## start Provided records

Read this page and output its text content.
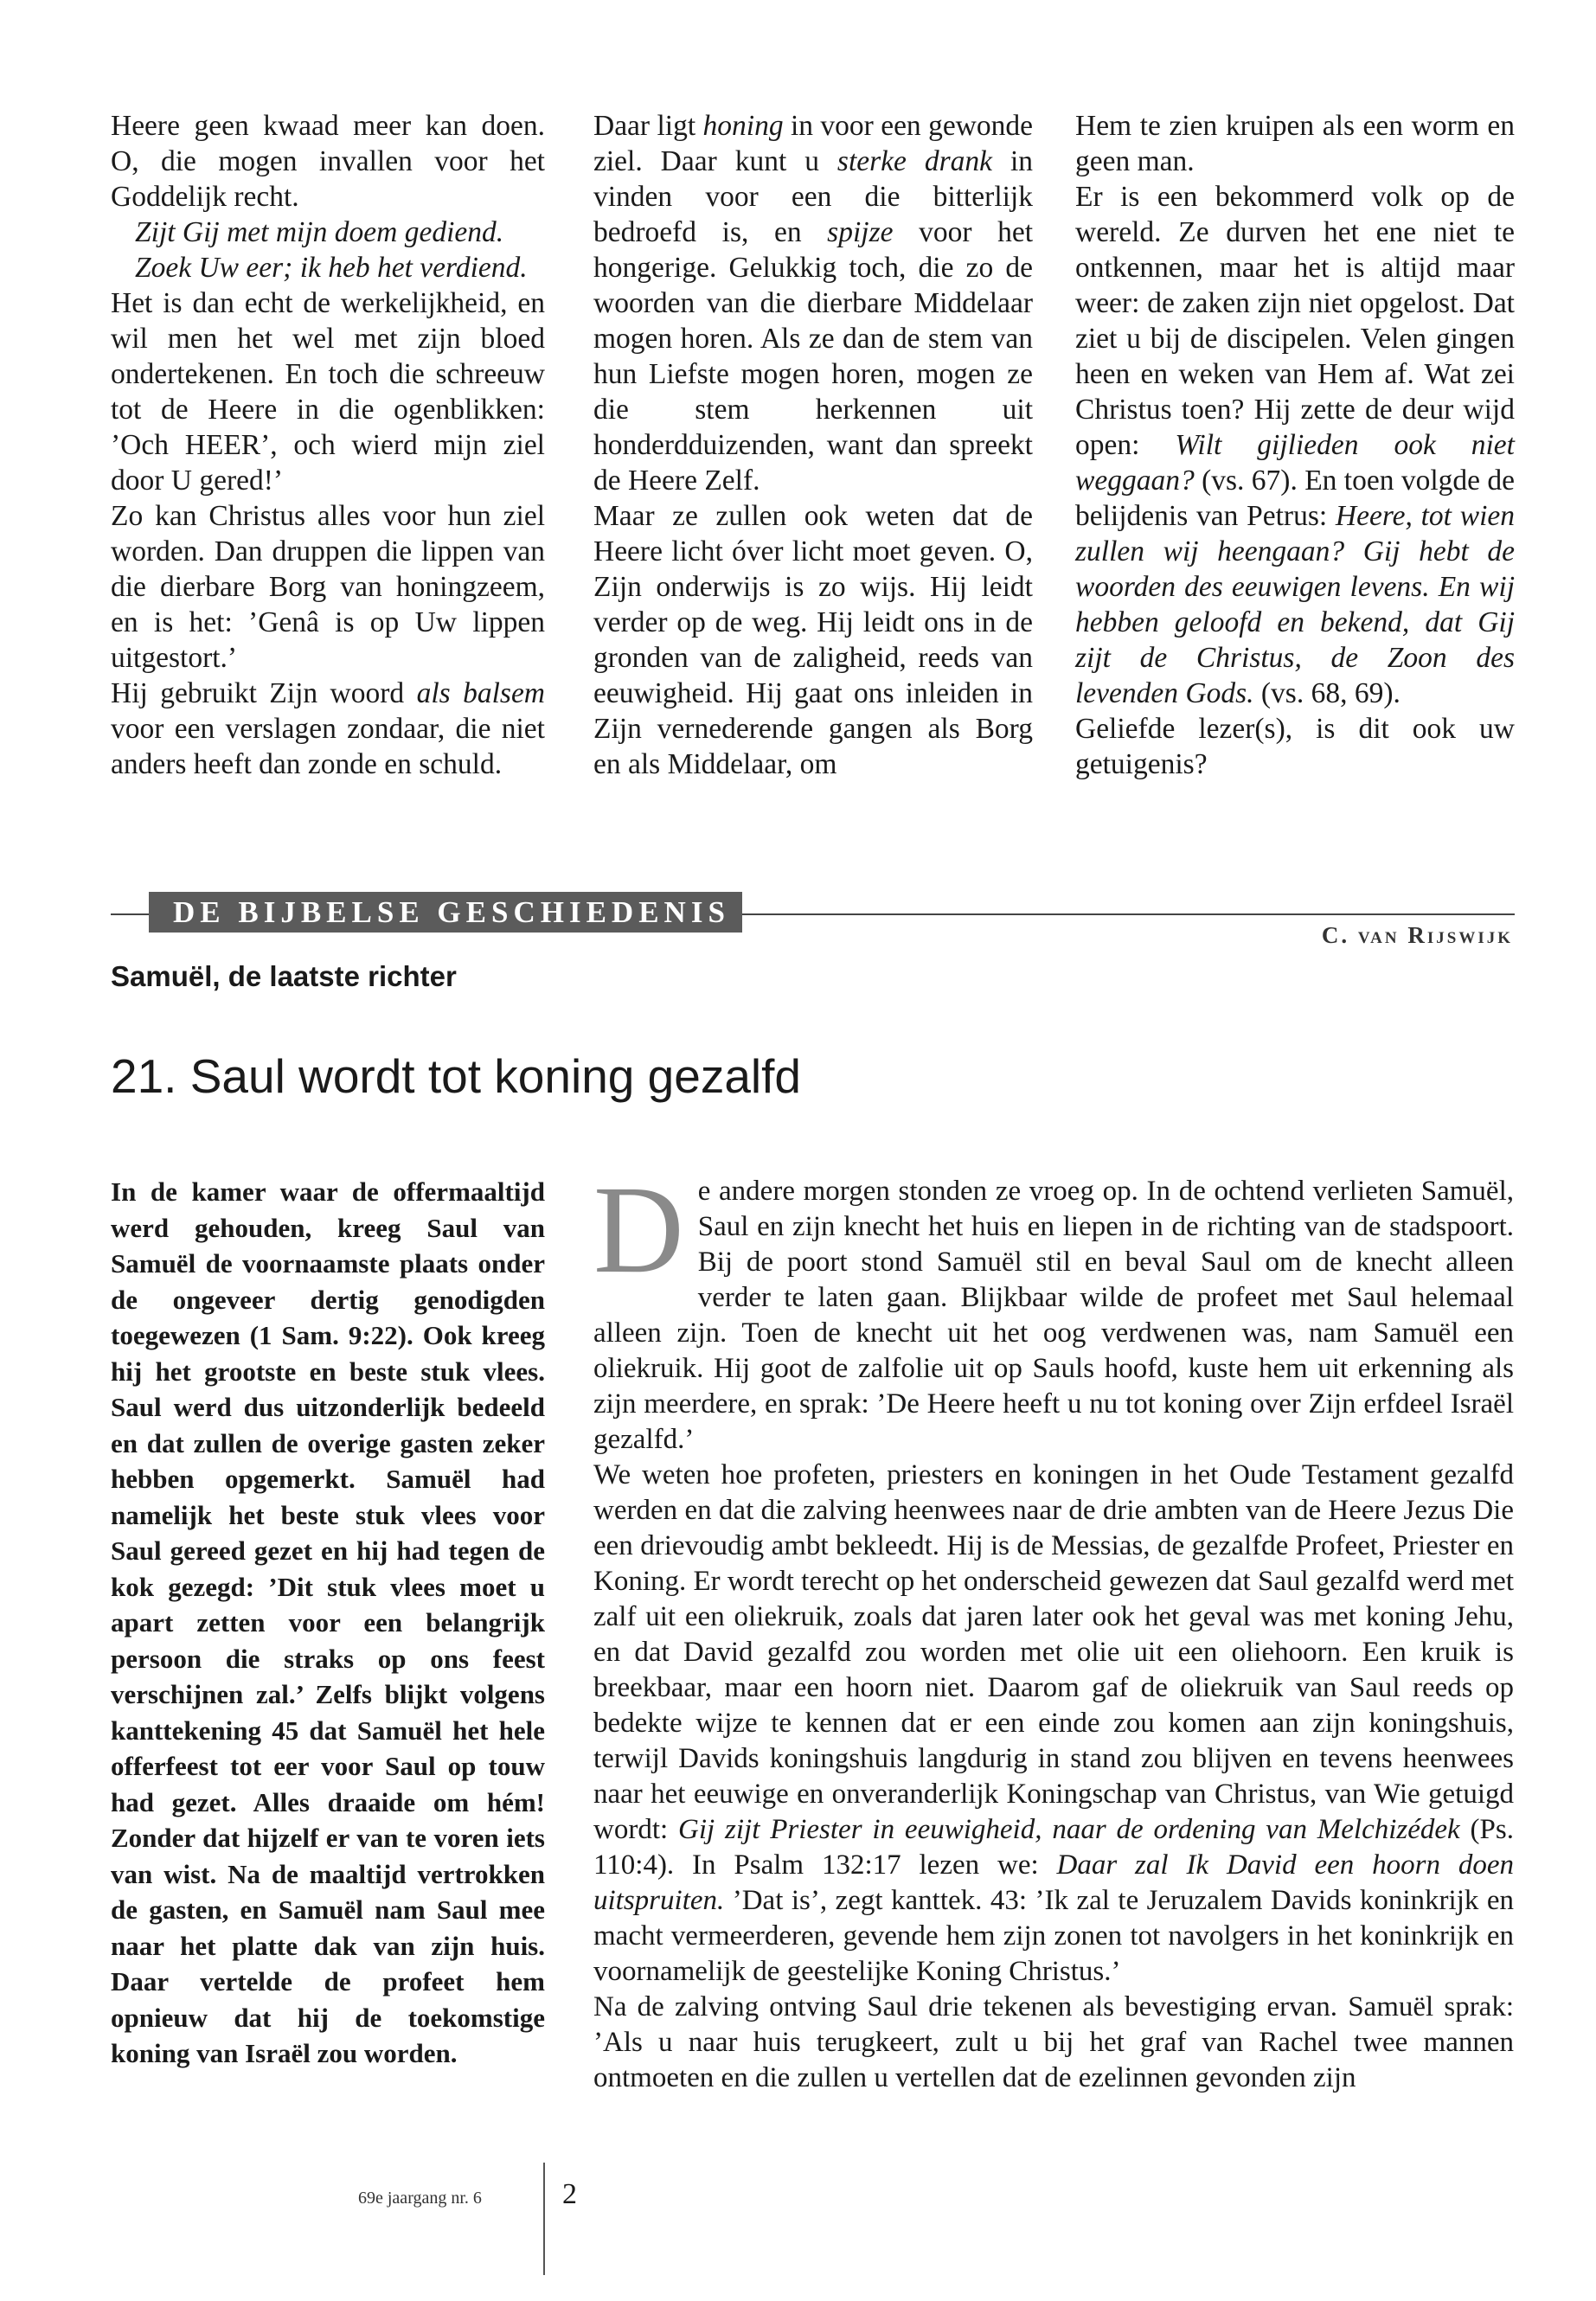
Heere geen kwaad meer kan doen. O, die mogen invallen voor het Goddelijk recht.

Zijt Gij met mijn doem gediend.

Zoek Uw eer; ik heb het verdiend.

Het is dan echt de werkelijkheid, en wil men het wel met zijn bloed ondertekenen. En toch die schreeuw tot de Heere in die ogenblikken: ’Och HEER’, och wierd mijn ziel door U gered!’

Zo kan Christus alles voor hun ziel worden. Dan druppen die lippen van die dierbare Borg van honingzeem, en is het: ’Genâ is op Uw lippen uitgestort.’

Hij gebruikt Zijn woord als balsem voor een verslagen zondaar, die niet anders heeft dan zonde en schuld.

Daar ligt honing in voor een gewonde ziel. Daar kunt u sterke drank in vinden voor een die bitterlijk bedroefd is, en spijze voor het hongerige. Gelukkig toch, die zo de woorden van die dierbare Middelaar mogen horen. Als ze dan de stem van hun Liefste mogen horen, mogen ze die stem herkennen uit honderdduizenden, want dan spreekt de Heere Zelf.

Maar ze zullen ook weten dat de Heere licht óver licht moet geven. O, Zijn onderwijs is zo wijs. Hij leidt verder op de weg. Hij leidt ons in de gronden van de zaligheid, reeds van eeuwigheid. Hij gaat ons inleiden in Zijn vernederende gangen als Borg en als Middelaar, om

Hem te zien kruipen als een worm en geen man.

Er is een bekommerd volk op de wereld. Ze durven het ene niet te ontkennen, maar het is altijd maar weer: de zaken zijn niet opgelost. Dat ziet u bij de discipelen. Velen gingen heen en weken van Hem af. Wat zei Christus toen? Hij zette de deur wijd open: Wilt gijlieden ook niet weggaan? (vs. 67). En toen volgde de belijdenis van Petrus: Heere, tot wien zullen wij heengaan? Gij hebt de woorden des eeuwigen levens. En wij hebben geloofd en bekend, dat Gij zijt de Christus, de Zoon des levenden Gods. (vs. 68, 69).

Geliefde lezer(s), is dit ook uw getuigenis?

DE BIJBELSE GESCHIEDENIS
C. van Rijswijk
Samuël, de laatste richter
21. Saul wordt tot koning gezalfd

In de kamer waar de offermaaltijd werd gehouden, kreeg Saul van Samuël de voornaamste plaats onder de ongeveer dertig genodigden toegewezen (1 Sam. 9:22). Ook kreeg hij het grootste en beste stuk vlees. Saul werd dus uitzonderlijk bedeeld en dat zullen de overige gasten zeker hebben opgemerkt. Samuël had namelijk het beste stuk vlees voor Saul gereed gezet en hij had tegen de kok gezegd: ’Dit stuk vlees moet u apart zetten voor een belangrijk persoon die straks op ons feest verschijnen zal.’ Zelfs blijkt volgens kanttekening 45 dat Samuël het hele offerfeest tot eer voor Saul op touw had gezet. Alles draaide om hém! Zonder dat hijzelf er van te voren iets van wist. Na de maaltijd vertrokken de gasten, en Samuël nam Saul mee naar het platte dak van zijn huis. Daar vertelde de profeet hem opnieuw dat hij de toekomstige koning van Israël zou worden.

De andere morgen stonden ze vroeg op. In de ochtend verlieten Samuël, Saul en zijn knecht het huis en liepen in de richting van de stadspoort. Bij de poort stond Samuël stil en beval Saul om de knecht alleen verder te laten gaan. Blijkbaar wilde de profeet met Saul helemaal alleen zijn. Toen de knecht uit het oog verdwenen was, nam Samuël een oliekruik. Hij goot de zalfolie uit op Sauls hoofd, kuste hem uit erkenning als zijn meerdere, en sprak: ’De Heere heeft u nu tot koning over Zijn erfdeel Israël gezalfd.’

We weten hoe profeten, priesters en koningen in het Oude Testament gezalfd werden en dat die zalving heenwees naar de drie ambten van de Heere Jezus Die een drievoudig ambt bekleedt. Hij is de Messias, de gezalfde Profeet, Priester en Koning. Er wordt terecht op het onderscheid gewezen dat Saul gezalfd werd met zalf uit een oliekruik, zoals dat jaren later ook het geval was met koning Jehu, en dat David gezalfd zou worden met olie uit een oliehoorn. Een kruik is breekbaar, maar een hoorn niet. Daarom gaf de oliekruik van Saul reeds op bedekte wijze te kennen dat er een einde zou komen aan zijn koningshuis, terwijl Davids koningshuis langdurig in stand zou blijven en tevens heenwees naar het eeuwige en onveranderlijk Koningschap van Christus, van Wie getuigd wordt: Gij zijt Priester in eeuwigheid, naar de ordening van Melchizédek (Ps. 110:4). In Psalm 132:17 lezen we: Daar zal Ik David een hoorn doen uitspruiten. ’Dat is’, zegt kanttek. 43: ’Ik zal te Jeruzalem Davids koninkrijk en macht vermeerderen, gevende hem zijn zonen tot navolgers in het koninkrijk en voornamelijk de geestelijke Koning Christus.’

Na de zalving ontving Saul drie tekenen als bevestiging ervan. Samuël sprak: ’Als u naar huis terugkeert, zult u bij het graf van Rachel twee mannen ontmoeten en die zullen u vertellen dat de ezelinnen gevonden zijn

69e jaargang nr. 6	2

## end Provided records
## start Provided records

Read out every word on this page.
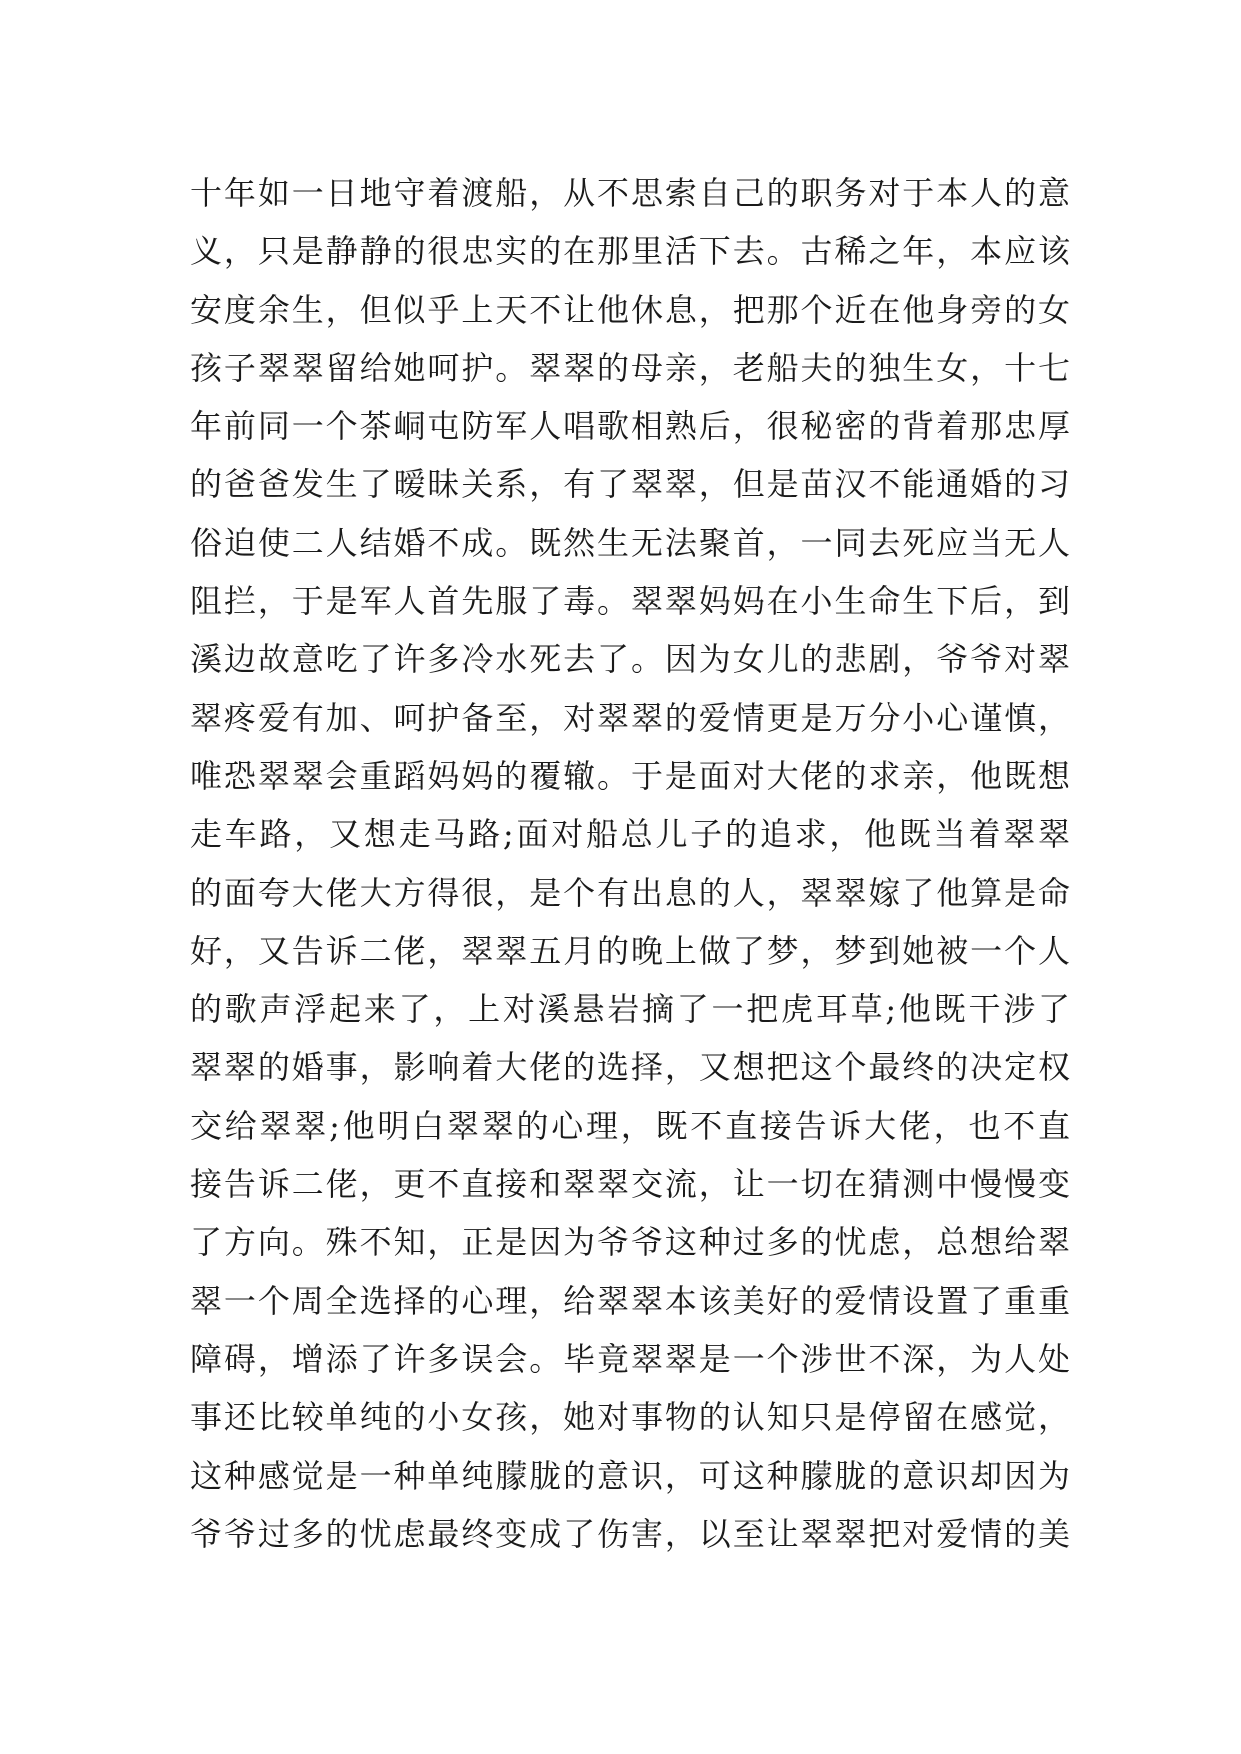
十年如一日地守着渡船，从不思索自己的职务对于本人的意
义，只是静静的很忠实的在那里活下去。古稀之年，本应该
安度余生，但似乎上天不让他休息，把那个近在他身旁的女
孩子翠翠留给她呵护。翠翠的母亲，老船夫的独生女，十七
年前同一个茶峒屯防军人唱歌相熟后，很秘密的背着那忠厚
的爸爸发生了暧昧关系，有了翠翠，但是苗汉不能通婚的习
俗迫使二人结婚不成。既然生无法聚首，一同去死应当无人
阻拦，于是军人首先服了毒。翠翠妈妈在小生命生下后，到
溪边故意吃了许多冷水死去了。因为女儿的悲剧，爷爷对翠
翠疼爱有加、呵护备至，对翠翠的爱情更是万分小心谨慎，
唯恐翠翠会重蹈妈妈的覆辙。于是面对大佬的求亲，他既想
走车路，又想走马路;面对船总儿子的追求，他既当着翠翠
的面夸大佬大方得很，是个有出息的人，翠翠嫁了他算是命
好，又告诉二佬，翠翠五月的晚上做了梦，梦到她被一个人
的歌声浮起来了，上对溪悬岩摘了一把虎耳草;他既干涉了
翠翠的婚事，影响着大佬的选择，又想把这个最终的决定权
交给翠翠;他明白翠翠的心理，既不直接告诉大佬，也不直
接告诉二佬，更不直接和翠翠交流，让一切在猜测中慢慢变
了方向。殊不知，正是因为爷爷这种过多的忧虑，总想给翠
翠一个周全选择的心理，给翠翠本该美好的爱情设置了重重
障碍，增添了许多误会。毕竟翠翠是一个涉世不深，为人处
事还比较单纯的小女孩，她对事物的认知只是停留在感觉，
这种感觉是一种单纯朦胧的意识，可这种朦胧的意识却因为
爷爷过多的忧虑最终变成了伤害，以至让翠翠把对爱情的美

## end Provided records

Task statement:
Look through the records and gather each line with the word "this".

Problem solution:
Read this page and output its text content.
Read out every word on this page.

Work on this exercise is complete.